Stated task
Tally the lines in the listing below that include "ylabel". Answer with the count and nothing more.

(Records)
——

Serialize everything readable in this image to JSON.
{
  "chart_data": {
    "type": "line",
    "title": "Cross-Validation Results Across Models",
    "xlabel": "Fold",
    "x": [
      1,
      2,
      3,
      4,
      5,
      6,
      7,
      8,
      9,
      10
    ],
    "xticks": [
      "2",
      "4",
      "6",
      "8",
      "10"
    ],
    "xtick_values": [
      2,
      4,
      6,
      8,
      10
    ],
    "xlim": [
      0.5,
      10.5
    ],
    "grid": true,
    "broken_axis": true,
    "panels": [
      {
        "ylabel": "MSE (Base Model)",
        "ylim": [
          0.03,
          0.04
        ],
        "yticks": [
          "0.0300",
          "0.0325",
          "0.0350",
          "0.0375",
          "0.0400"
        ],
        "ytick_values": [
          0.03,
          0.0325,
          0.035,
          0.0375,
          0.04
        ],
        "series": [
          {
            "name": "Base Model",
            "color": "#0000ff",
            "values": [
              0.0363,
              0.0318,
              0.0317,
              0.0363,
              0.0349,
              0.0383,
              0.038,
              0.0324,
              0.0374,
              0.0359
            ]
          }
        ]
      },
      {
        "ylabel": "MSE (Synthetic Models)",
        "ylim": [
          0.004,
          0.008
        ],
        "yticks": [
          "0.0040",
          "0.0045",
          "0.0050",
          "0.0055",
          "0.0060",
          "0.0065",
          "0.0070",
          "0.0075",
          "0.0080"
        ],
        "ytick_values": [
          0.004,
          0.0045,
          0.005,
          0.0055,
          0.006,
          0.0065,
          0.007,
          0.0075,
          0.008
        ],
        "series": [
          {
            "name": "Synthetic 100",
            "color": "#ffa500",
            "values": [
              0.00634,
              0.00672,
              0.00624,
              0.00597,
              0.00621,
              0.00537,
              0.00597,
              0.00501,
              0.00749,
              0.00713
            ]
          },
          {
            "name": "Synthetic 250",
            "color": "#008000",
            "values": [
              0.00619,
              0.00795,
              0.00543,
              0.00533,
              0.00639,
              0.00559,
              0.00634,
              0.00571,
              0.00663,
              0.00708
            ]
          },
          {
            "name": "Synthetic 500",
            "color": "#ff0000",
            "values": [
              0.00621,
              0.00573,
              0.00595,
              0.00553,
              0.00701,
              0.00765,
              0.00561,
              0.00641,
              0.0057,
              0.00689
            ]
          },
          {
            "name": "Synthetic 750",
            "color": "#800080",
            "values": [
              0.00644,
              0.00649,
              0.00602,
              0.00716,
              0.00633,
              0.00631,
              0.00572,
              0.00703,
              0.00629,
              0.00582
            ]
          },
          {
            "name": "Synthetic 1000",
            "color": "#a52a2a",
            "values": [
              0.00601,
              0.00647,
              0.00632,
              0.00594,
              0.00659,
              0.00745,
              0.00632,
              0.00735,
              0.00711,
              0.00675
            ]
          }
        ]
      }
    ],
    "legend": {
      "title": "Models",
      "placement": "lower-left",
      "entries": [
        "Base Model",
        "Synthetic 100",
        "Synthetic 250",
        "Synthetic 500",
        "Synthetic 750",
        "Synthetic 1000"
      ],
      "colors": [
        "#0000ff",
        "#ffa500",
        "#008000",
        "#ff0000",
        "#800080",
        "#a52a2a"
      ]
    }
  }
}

——

Response to the exercise
2